Work to complete —
Extract each line where the string "screenshot" shows up.

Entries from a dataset
--------------------

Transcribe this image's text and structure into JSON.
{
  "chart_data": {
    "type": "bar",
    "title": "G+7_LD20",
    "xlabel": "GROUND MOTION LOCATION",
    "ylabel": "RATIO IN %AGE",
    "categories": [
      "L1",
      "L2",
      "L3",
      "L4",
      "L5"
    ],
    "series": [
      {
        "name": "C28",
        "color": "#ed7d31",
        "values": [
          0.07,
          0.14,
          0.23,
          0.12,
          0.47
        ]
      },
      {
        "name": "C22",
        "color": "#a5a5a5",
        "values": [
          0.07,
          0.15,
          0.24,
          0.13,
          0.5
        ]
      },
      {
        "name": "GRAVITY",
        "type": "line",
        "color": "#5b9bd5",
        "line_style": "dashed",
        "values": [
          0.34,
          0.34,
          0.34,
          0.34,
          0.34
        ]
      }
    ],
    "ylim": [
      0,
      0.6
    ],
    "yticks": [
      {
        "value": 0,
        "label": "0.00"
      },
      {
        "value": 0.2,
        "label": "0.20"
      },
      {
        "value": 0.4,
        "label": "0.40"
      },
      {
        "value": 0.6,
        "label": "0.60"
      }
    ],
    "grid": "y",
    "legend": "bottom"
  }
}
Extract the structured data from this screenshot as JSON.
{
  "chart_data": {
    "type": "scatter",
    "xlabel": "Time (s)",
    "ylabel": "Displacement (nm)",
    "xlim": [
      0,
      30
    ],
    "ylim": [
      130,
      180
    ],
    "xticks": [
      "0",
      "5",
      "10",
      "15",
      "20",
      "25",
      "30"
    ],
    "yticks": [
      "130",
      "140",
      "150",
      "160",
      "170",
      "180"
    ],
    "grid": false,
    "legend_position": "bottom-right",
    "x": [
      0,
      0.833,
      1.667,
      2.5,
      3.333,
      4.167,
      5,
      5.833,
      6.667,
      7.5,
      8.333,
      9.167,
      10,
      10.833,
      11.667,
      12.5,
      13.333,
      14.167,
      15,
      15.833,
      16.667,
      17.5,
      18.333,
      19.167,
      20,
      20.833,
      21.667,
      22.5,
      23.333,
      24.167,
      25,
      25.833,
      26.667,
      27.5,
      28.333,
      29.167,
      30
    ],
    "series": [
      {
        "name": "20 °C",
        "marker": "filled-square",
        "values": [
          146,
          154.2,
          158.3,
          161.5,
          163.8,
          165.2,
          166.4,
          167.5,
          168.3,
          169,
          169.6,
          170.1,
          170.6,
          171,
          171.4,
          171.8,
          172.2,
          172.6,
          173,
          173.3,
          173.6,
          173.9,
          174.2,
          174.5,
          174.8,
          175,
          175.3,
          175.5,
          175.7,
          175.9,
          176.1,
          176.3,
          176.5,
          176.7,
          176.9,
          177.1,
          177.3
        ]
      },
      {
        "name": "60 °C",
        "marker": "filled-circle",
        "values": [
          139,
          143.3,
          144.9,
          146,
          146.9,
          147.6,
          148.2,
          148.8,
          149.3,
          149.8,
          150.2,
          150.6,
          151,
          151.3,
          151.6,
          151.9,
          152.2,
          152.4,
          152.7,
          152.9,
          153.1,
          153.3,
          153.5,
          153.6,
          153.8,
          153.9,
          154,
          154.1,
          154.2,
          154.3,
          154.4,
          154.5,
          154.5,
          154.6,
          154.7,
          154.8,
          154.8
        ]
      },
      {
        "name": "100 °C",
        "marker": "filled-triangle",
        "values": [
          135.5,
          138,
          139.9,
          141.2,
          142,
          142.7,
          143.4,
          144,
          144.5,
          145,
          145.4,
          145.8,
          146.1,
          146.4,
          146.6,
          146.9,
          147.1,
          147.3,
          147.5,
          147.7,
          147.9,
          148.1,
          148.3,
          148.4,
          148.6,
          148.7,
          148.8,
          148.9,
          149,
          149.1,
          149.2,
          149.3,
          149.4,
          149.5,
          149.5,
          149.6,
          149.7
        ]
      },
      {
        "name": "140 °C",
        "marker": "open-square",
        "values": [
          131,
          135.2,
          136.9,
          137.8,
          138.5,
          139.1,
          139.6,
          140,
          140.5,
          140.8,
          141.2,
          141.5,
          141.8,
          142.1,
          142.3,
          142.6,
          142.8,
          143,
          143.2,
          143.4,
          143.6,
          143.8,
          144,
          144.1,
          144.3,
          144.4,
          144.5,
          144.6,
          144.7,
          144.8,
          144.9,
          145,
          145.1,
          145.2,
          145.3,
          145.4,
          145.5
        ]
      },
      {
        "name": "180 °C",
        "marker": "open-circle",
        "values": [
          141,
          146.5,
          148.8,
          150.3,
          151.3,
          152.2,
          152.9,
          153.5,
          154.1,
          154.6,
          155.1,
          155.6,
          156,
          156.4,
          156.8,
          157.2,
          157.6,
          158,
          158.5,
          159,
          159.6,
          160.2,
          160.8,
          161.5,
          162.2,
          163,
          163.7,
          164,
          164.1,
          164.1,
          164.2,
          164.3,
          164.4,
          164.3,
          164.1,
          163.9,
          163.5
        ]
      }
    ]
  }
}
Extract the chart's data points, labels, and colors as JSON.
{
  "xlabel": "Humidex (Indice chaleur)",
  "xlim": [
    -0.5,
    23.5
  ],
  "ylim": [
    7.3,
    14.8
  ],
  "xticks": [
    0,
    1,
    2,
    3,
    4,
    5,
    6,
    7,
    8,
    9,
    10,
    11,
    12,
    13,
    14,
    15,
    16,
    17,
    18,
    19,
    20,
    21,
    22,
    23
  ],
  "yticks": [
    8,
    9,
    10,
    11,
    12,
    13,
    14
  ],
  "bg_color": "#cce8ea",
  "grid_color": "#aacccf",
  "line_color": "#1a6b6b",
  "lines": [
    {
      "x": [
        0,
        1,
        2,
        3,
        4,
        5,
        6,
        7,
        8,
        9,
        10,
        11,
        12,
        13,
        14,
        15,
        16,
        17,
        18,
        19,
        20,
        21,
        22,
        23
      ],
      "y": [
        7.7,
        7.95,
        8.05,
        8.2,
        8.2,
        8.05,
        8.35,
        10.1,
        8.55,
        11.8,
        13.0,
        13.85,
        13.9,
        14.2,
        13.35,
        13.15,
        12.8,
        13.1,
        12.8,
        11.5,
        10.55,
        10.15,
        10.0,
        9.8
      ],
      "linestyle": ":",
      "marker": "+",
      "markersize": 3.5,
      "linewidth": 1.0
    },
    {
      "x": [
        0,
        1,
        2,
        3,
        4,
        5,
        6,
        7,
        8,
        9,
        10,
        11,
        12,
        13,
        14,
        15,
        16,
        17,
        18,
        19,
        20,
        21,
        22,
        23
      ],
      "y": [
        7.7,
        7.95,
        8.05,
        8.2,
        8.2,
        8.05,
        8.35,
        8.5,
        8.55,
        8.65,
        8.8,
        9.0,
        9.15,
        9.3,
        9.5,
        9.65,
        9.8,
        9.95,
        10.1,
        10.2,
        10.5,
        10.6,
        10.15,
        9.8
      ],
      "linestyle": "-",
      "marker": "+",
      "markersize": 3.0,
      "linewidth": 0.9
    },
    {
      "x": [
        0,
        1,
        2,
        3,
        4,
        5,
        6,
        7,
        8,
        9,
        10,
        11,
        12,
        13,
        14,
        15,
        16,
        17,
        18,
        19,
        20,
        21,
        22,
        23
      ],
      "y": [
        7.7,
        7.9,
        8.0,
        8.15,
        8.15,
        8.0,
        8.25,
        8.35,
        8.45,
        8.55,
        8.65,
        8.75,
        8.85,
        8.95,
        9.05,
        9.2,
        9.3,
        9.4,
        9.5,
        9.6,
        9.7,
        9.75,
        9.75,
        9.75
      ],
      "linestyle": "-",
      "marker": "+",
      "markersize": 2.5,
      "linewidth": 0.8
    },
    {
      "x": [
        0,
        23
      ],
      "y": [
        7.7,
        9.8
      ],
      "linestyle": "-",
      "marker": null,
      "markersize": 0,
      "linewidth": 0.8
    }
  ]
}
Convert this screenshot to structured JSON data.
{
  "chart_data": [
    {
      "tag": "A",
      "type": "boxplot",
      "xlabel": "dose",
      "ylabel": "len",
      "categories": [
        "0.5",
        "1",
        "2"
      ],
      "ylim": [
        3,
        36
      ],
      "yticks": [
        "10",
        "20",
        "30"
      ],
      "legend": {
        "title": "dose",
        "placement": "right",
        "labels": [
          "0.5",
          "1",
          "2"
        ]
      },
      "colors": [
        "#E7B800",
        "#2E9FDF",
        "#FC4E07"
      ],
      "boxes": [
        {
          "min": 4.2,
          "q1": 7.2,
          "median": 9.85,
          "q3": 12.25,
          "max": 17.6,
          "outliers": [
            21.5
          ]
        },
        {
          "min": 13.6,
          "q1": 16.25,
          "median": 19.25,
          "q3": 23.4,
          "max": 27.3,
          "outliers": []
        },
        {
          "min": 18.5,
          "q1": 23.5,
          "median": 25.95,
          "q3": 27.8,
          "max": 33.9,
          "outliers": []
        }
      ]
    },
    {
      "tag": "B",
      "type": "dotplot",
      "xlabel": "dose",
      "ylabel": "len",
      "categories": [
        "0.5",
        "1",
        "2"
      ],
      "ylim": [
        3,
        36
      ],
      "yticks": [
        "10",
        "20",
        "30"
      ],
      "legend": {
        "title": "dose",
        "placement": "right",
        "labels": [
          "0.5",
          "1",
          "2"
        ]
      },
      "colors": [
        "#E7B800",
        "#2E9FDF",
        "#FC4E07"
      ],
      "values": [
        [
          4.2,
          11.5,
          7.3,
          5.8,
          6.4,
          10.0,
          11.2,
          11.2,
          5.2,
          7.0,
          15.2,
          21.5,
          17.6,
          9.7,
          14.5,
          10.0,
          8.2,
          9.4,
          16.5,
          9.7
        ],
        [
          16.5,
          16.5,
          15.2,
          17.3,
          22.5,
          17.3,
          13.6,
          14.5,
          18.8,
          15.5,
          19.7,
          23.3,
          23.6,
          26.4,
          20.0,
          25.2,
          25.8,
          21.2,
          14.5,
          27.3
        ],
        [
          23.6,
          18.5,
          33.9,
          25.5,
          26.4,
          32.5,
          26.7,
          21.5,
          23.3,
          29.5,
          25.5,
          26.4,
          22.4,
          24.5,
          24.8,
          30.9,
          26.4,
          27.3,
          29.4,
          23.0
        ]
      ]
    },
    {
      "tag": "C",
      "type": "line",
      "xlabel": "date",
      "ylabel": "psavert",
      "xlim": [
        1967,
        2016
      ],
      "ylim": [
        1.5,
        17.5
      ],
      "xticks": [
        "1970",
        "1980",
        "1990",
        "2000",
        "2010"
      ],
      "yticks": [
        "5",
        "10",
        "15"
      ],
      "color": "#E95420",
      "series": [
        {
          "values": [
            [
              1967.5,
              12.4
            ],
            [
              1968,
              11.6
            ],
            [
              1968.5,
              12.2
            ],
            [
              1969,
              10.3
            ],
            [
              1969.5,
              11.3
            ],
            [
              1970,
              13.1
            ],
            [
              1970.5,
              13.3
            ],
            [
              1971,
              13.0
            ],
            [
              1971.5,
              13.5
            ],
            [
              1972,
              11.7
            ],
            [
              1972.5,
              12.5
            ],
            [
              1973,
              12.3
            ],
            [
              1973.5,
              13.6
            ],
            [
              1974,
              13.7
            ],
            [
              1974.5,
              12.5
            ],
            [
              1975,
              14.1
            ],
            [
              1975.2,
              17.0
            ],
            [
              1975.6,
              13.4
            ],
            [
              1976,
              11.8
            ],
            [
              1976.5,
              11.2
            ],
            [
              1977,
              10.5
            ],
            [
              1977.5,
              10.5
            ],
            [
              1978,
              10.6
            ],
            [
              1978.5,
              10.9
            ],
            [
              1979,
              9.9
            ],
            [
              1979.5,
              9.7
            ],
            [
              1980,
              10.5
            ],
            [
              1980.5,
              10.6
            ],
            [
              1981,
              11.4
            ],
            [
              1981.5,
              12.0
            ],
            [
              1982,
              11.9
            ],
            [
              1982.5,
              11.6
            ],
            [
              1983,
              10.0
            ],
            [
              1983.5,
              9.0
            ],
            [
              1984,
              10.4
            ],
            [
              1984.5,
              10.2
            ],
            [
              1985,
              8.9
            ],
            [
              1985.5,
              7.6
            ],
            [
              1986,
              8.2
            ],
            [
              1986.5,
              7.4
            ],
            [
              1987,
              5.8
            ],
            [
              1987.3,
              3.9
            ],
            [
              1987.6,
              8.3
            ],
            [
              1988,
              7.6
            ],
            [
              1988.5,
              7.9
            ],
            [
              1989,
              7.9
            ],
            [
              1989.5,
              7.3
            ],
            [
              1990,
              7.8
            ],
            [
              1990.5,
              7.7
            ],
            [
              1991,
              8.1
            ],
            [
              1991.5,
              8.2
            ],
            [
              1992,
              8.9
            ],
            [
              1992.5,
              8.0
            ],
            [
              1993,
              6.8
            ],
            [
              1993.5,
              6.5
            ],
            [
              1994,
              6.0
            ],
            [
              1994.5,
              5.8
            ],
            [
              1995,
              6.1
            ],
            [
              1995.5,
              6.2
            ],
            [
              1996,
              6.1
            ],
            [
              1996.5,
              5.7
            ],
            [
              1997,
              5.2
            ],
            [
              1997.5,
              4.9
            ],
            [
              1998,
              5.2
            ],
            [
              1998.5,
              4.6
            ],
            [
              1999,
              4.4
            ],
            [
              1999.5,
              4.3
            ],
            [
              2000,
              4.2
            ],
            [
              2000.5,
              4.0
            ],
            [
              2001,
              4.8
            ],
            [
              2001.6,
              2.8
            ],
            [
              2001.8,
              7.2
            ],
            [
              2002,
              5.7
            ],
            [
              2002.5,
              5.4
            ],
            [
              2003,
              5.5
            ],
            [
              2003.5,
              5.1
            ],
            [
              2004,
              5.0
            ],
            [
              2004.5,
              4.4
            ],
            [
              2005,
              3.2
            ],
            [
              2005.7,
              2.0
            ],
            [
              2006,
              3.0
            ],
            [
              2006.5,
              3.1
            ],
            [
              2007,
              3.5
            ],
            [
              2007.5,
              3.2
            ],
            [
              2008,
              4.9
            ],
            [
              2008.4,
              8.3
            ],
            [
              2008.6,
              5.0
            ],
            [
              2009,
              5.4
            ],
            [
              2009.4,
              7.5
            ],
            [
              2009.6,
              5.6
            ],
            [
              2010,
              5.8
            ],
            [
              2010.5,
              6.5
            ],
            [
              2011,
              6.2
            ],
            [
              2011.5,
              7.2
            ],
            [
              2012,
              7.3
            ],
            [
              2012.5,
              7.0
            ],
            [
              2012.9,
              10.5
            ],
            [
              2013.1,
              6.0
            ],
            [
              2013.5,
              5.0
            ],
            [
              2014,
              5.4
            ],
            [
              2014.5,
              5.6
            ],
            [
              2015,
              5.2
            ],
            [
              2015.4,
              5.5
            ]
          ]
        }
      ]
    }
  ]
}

--------------------

Written response —
Extract the structured data from this screenshot as JSON.
Convert this screenshot to structured JSON data.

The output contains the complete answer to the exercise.